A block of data
—————
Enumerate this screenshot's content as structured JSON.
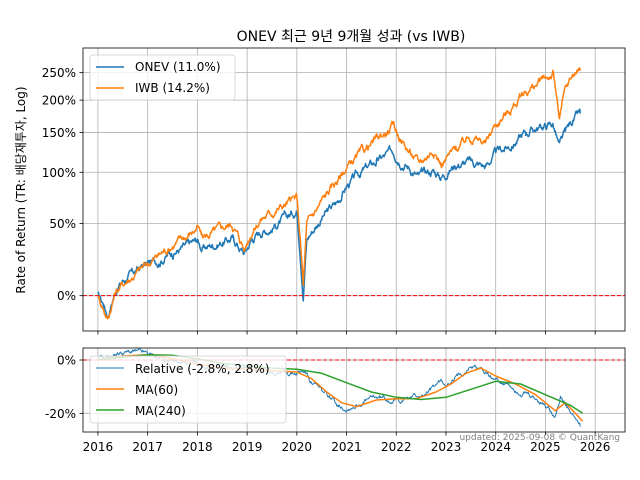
{
  "title": "ONEV 최근 9년 9개월 성과 (vs IWB)",
  "colors": {
    "onev": "#1f77b4",
    "iwb": "#ff7f0e",
    "ma240": "#2ca02c",
    "zero_line": "#ff0000",
    "grid": "#b0b0b0",
    "footer": "#808080"
  },
  "footer": "updated: 2025-09-08 © QuantKang",
  "chart_data": [
    {
      "type": "line",
      "ylabel": "Rate of Return (TR: 배당재투자, Log)",
      "y_scale": "log(1+r)",
      "ylim": [
        -18,
        302
      ],
      "yticks": [
        {
          "value": 0,
          "label": "0%"
        },
        {
          "value": 50,
          "label": "50%"
        },
        {
          "value": 100,
          "label": "100%"
        },
        {
          "value": 150,
          "label": "150%"
        },
        {
          "value": 200,
          "label": "200%"
        },
        {
          "value": 250,
          "label": "250%"
        }
      ],
      "xlim": [
        2015.7,
        2026.6
      ],
      "grid": true,
      "legend": "top-left",
      "baseline": 0,
      "series": [
        {
          "name": "ONEV (11.0%)",
          "x": [
            2016.0,
            2016.12,
            2016.2,
            2016.35,
            2016.5,
            2016.75,
            2016.9,
            2017.2,
            2017.5,
            2017.8,
            2018.0,
            2018.1,
            2018.3,
            2018.7,
            2018.95,
            2019.1,
            2019.3,
            2019.5,
            2019.8,
            2020.0,
            2020.13,
            2020.2,
            2020.5,
            2020.8,
            2021.0,
            2021.3,
            2021.6,
            2021.95,
            2022.2,
            2022.45,
            2022.75,
            2022.9,
            2023.2,
            2023.5,
            2023.8,
            2024.0,
            2024.3,
            2024.6,
            2024.8,
            2024.95,
            2025.15,
            2025.28,
            2025.4,
            2025.55,
            2025.7
          ],
          "values": [
            0,
            -5,
            -10,
            3,
            9,
            14,
            18,
            22,
            28,
            32,
            36,
            30,
            33,
            38,
            27,
            38,
            44,
            47,
            55,
            62,
            1,
            38,
            55,
            68,
            85,
            100,
            112,
            125,
            110,
            95,
            102,
            95,
            110,
            112,
            107,
            122,
            132,
            150,
            156,
            158,
            163,
            130,
            148,
            168,
            178
          ]
        },
        {
          "name": "IWB (14.2%)",
          "x": [
            2016.0,
            2016.12,
            2016.2,
            2016.35,
            2016.5,
            2016.75,
            2016.9,
            2017.2,
            2017.5,
            2017.8,
            2018.0,
            2018.1,
            2018.3,
            2018.7,
            2018.95,
            2019.1,
            2019.3,
            2019.5,
            2019.8,
            2020.0,
            2020.13,
            2020.2,
            2020.5,
            2020.8,
            2021.0,
            2021.3,
            2021.6,
            2021.95,
            2022.2,
            2022.45,
            2022.75,
            2022.9,
            2023.2,
            2023.5,
            2023.8,
            2024.0,
            2024.3,
            2024.6,
            2024.8,
            2024.95,
            2025.15,
            2025.28,
            2025.4,
            2025.55,
            2025.7
          ],
          "values": [
            0,
            -7,
            -12,
            2,
            7,
            13,
            17,
            25,
            33,
            40,
            47,
            38,
            42,
            50,
            30,
            45,
            55,
            60,
            68,
            72,
            5,
            48,
            70,
            90,
            105,
            122,
            140,
            158,
            130,
            110,
            128,
            110,
            128,
            145,
            135,
            162,
            185,
            215,
            225,
            235,
            248,
            170,
            215,
            245,
            258
          ]
        }
      ]
    },
    {
      "type": "line",
      "ylim": [
        -27,
        4.5
      ],
      "yticks": [
        {
          "value": 0,
          "label": "0%"
        },
        {
          "value": -20,
          "label": "-20%"
        }
      ],
      "xlim": [
        2015.7,
        2026.6
      ],
      "xticks": [
        "2016",
        "2017",
        "2018",
        "2019",
        "2020",
        "2021",
        "2022",
        "2023",
        "2024",
        "2025",
        "2026"
      ],
      "grid": true,
      "legend": "top-left",
      "baseline": 0,
      "series": [
        {
          "name": "Relative (-2.8%, 2.8%)",
          "x": [
            2016.0,
            2016.2,
            2016.4,
            2016.7,
            2017.0,
            2017.3,
            2017.6,
            2018.0,
            2018.4,
            2018.8,
            2019.0,
            2019.3,
            2019.7,
            2020.0,
            2020.15,
            2020.3,
            2020.5,
            2020.8,
            2021.0,
            2021.3,
            2021.6,
            2022.0,
            2022.3,
            2022.6,
            2022.9,
            2023.1,
            2023.3,
            2023.5,
            2023.7,
            2023.9,
            2024.1,
            2024.3,
            2024.5,
            2024.8,
            2025.0,
            2025.2,
            2025.3,
            2025.5,
            2025.7
          ],
          "values": [
            0,
            1,
            2.5,
            3,
            2,
            0.5,
            -1,
            -2,
            -3,
            -3.5,
            -3,
            -4,
            -4.5,
            -5,
            -4,
            -8,
            -12,
            -16,
            -18,
            -16,
            -14,
            -15,
            -14,
            -13,
            -8,
            -9,
            -5,
            -2,
            -3,
            -6,
            -8,
            -10,
            -12,
            -15,
            -17,
            -20,
            -14,
            -20,
            -25
          ]
        },
        {
          "name": "MA(60)",
          "x": [
            2016.0,
            2016.5,
            2017.0,
            2017.5,
            2018.0,
            2018.5,
            2019.0,
            2019.5,
            2020.0,
            2020.3,
            2020.6,
            2020.9,
            2021.2,
            2021.6,
            2022.0,
            2022.4,
            2022.8,
            2023.1,
            2023.4,
            2023.7,
            2024.0,
            2024.4,
            2024.8,
            2025.0,
            2025.2,
            2025.4,
            2025.6,
            2025.75
          ],
          "values": [
            0,
            1.5,
            2,
            0.5,
            -1.5,
            -3,
            -3.5,
            -4,
            -4.5,
            -7,
            -12,
            -16,
            -17.5,
            -15,
            -14.5,
            -14.5,
            -12,
            -9,
            -5,
            -3,
            -6,
            -9,
            -13,
            -16,
            -19,
            -16,
            -20,
            -23
          ]
        },
        {
          "name": "MA(240)",
          "x": [
            2016.0,
            2016.5,
            2017.0,
            2017.5,
            2018.0,
            2018.5,
            2019.0,
            2019.5,
            2020.0,
            2020.5,
            2021.0,
            2021.5,
            2022.0,
            2022.5,
            2023.0,
            2023.5,
            2024.0,
            2024.5,
            2025.0,
            2025.5,
            2025.75
          ],
          "values": [
            0,
            1,
            2,
            1.8,
            0.5,
            -1.2,
            -2.2,
            -3,
            -3.5,
            -5,
            -8.5,
            -12,
            -14,
            -14.8,
            -14,
            -11,
            -8,
            -9,
            -13,
            -17,
            -20
          ]
        }
      ]
    }
  ]
}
—————
**Problem statement**
Transcribe all the records above word for word, without their images.

**Response to the exercise**
Enumerate this screenshot's content as structured JSON.
{
  "title": "ONEV 최근 9년 9개월 성과 (vs IWB)",
  "colors": {
    "onev": "#1f77b4",
    "iwb": "#ff7f0e",
    "ma240": "#2ca02c",
    "zero_line": "#ff0000",
    "grid": "#b0b0b0",
    "footer": "#808080"
  },
  "footer": "updated: 2025-09-08 © QuantKang",
  "chart_data": [
    {
      "type": "line",
      "ylabel": "Rate of Return (TR: 배당재투자, Log)",
      "y_scale": "log(1+r)",
      "ylim": [
        -18,
        302
      ],
      "yticks": [
        {
          "value": 0,
          "label": "0%"
        },
        {
          "value": 50,
          "label": "50%"
        },
        {
          "value": 100,
          "label": "100%"
        },
        {
          "value": 150,
          "label": "150%"
        },
        {
          "value": 200,
          "label": "200%"
        },
        {
          "value": 250,
          "label": "250%"
        }
      ],
      "xlim": [
        2015.7,
        2026.6
      ],
      "grid": true,
      "legend": "top-left",
      "baseline": 0,
      "series": [
        {
          "name": "ONEV (11.0%)",
          "x": [
            2016.0,
            2016.12,
            2016.2,
            2016.35,
            2016.5,
            2016.75,
            2016.9,
            2017.2,
            2017.5,
            2017.8,
            2018.0,
            2018.1,
            2018.3,
            2018.7,
            2018.95,
            2019.1,
            2019.3,
            2019.5,
            2019.8,
            2020.0,
            2020.13,
            2020.2,
            2020.5,
            2020.8,
            2021.0,
            2021.3,
            2021.6,
            2021.95,
            2022.2,
            2022.45,
            2022.75,
            2022.9,
            2023.2,
            2023.5,
            2023.8,
            2024.0,
            2024.3,
            2024.6,
            2024.8,
            2024.95,
            2025.15,
            2025.28,
            2025.4,
            2025.55,
            2025.7
          ],
          "values": [
            0,
            -5,
            -10,
            3,
            9,
            14,
            18,
            22,
            28,
            32,
            36,
            30,
            33,
            38,
            27,
            38,
            44,
            47,
            55,
            62,
            1,
            38,
            55,
            68,
            85,
            100,
            112,
            125,
            110,
            95,
            102,
            95,
            110,
            112,
            107,
            122,
            132,
            150,
            156,
            158,
            163,
            130,
            148,
            168,
            178
          ]
        },
        {
          "name": "IWB (14.2%)",
          "x": [
            2016.0,
            2016.12,
            2016.2,
            2016.35,
            2016.5,
            2016.75,
            2016.9,
            2017.2,
            2017.5,
            2017.8,
            2018.0,
            2018.1,
            2018.3,
            2018.7,
            2018.95,
            2019.1,
            2019.3,
            2019.5,
            2019.8,
            2020.0,
            2020.13,
            2020.2,
            2020.5,
            2020.8,
            2021.0,
            2021.3,
            2021.6,
            2021.95,
            2022.2,
            2022.45,
            2022.75,
            2022.9,
            2023.2,
            2023.5,
            2023.8,
            2024.0,
            2024.3,
            2024.6,
            2024.8,
            2024.95,
            2025.15,
            2025.28,
            2025.4,
            2025.55,
            2025.7
          ],
          "values": [
            0,
            -7,
            -12,
            2,
            7,
            13,
            17,
            25,
            33,
            40,
            47,
            38,
            42,
            50,
            30,
            45,
            55,
            60,
            68,
            72,
            5,
            48,
            70,
            90,
            105,
            122,
            140,
            158,
            130,
            110,
            128,
            110,
            128,
            145,
            135,
            162,
            185,
            215,
            225,
            235,
            248,
            170,
            215,
            245,
            258
          ]
        }
      ]
    },
    {
      "type": "line",
      "ylim": [
        -27,
        4.5
      ],
      "yticks": [
        {
          "value": 0,
          "label": "0%"
        },
        {
          "value": -20,
          "label": "-20%"
        }
      ],
      "xlim": [
        2015.7,
        2026.6
      ],
      "xticks": [
        "2016",
        "2017",
        "2018",
        "2019",
        "2020",
        "2021",
        "2022",
        "2023",
        "2024",
        "2025",
        "2026"
      ],
      "grid": true,
      "legend": "top-left",
      "baseline": 0,
      "series": [
        {
          "name": "Relative (-2.8%, 2.8%)",
          "x": [
            2016.0,
            2016.2,
            2016.4,
            2016.7,
            2017.0,
            2017.3,
            2017.6,
            2018.0,
            2018.4,
            2018.8,
            2019.0,
            2019.3,
            2019.7,
            2020.0,
            2020.15,
            2020.3,
            2020.5,
            2020.8,
            2021.0,
            2021.3,
            2021.6,
            2022.0,
            2022.3,
            2022.6,
            2022.9,
            2023.1,
            2023.3,
            2023.5,
            2023.7,
            2023.9,
            2024.1,
            2024.3,
            2024.5,
            2024.8,
            2025.0,
            2025.2,
            2025.3,
            2025.5,
            2025.7
          ],
          "values": [
            0,
            1,
            2.5,
            3,
            2,
            0.5,
            -1,
            -2,
            -3,
            -3.5,
            -3,
            -4,
            -4.5,
            -5,
            -4,
            -8,
            -12,
            -16,
            -18,
            -16,
            -14,
            -15,
            -14,
            -13,
            -8,
            -9,
            -5,
            -2,
            -3,
            -6,
            -8,
            -10,
            -12,
            -15,
            -17,
            -20,
            -14,
            -20,
            -25
          ]
        },
        {
          "name": "MA(60)",
          "x": [
            2016.0,
            2016.5,
            2017.0,
            2017.5,
            2018.0,
            2018.5,
            2019.0,
            2019.5,
            2020.0,
            2020.3,
            2020.6,
            2020.9,
            2021.2,
            2021.6,
            2022.0,
            2022.4,
            2022.8,
            2023.1,
            2023.4,
            2023.7,
            2024.0,
            2024.4,
            2024.8,
            2025.0,
            2025.2,
            2025.4,
            2025.6,
            2025.75
          ],
          "values": [
            0,
            1.5,
            2,
            0.5,
            -1.5,
            -3,
            -3.5,
            -4,
            -4.5,
            -7,
            -12,
            -16,
            -17.5,
            -15,
            -14.5,
            -14.5,
            -12,
            -9,
            -5,
            -3,
            -6,
            -9,
            -13,
            -16,
            -19,
            -16,
            -20,
            -23
          ]
        },
        {
          "name": "MA(240)",
          "x": [
            2016.0,
            2016.5,
            2017.0,
            2017.5,
            2018.0,
            2018.5,
            2019.0,
            2019.5,
            2020.0,
            2020.5,
            2021.0,
            2021.5,
            2022.0,
            2022.5,
            2023.0,
            2023.5,
            2024.0,
            2024.5,
            2025.0,
            2025.5,
            2025.75
          ],
          "values": [
            0,
            1,
            2,
            1.8,
            0.5,
            -1.2,
            -2.2,
            -3,
            -3.5,
            -5,
            -8.5,
            -12,
            -14,
            -14.8,
            -14,
            -11,
            -8,
            -9,
            -13,
            -17,
            -20
          ]
        }
      ]
    }
  ]
}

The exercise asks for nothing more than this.